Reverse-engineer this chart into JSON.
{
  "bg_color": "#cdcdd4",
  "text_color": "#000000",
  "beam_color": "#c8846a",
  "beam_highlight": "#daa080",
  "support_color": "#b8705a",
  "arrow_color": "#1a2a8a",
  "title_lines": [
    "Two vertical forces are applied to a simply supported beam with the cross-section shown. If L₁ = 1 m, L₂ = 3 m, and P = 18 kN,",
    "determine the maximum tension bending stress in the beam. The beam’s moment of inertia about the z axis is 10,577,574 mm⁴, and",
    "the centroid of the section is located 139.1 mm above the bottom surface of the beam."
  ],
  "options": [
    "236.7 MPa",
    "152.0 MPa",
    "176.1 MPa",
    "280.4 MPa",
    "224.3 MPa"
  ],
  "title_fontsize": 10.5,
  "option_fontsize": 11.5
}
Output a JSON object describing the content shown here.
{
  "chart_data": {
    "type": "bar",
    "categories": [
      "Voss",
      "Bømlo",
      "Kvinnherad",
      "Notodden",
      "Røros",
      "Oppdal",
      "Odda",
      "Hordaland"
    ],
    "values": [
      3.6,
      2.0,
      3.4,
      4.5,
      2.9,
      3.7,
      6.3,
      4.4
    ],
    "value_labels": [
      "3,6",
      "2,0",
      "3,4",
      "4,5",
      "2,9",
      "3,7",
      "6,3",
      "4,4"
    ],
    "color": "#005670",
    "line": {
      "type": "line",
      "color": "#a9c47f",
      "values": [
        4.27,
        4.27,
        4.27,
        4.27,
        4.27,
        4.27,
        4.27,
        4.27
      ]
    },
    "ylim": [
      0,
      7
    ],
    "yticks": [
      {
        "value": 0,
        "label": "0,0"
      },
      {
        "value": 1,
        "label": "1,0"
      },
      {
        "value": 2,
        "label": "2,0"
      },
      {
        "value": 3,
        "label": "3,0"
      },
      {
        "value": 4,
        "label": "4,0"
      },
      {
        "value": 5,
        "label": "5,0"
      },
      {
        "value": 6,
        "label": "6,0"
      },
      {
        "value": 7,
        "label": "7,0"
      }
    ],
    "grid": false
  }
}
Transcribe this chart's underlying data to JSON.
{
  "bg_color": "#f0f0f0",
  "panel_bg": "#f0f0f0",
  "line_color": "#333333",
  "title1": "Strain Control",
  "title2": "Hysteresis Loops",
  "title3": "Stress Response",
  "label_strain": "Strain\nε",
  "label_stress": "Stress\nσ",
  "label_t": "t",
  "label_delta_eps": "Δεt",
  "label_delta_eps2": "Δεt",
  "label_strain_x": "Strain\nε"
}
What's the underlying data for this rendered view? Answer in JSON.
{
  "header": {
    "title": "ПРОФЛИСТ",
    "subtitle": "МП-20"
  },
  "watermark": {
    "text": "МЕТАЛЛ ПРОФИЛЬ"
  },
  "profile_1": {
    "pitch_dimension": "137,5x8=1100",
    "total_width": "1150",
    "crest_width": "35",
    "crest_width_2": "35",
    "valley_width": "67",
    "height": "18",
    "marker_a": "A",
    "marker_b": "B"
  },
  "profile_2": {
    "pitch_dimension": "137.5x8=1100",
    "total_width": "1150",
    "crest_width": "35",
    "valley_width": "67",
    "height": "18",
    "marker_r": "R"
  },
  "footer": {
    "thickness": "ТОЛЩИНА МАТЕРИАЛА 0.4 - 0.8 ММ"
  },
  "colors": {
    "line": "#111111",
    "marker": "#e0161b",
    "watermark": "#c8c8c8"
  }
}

◆ What this task involves
Above are some records; extract every one of them exactly.

◆ Task output
Reverse-engineer this chart into JSON.
{
  "bg_color": "#cdcdd4",
  "text_color": "#000000",
  "beam_color": "#c8846a",
  "beam_highlight": "#daa080",
  "support_color": "#b8705a",
  "arrow_color": "#1a2a8a",
  "title_lines": [
    "Two vertical forces are applied to a simply supported beam with the cross-section shown. If L₁ = 1 m, L₂ = 3 m, and P = 18 kN,",
    "determine the maximum tension bending stress in the beam. The beam’s moment of inertia about the z axis is 10,577,574 mm⁴, and",
    "the centroid of the section is located 139.1 mm above the bottom surface of the beam."
  ],
  "options": [
    "236.7 MPa",
    "152.0 MPa",
    "176.1 MPa",
    "280.4 MPa",
    "224.3 MPa"
  ],
  "title_fontsize": 10.5,
  "option_fontsize": 11.5
}
Output a JSON object describing the content shown here.
{
  "chart_data": {
    "type": "bar",
    "categories": [
      "Voss",
      "Bømlo",
      "Kvinnherad",
      "Notodden",
      "Røros",
      "Oppdal",
      "Odda",
      "Hordaland"
    ],
    "values": [
      3.6,
      2.0,
      3.4,
      4.5,
      2.9,
      3.7,
      6.3,
      4.4
    ],
    "value_labels": [
      "3,6",
      "2,0",
      "3,4",
      "4,5",
      "2,9",
      "3,7",
      "6,3",
      "4,4"
    ],
    "color": "#005670",
    "line": {
      "type": "line",
      "color": "#a9c47f",
      "values": [
        4.27,
        4.27,
        4.27,
        4.27,
        4.27,
        4.27,
        4.27,
        4.27
      ]
    },
    "ylim": [
      0,
      7
    ],
    "yticks": [
      {
        "value": 0,
        "label": "0,0"
      },
      {
        "value": 1,
        "label": "1,0"
      },
      {
        "value": 2,
        "label": "2,0"
      },
      {
        "value": 3,
        "label": "3,0"
      },
      {
        "value": 4,
        "label": "4,0"
      },
      {
        "value": 5,
        "label": "5,0"
      },
      {
        "value": 6,
        "label": "6,0"
      },
      {
        "value": 7,
        "label": "7,0"
      }
    ],
    "grid": false
  }
}
Transcribe this chart's underlying data to JSON.
{
  "bg_color": "#f0f0f0",
  "panel_bg": "#f0f0f0",
  "line_color": "#333333",
  "title1": "Strain Control",
  "title2": "Hysteresis Loops",
  "title3": "Stress Response",
  "label_strain": "Strain\nε",
  "label_stress": "Stress\nσ",
  "label_t": "t",
  "label_delta_eps": "Δεt",
  "label_delta_eps2": "Δεt",
  "label_strain_x": "Strain\nε"
}
What's the underlying data for this rendered view? Answer in JSON.
{
  "header": {
    "title": "ПРОФЛИСТ",
    "subtitle": "МП-20"
  },
  "watermark": {
    "text": "МЕТАЛЛ ПРОФИЛЬ"
  },
  "profile_1": {
    "pitch_dimension": "137,5x8=1100",
    "total_width": "1150",
    "crest_width": "35",
    "crest_width_2": "35",
    "valley_width": "67",
    "height": "18",
    "marker_a": "A",
    "marker_b": "B"
  },
  "profile_2": {
    "pitch_dimension": "137.5x8=1100",
    "total_width": "1150",
    "crest_width": "35",
    "valley_width": "67",
    "height": "18",
    "marker_r": "R"
  },
  "footer": {
    "thickness": "ТОЛЩИНА МАТЕРИАЛА 0.4 - 0.8 ММ"
  },
  "colors": {
    "line": "#111111",
    "marker": "#e0161b",
    "watermark": "#c8c8c8"
  }
}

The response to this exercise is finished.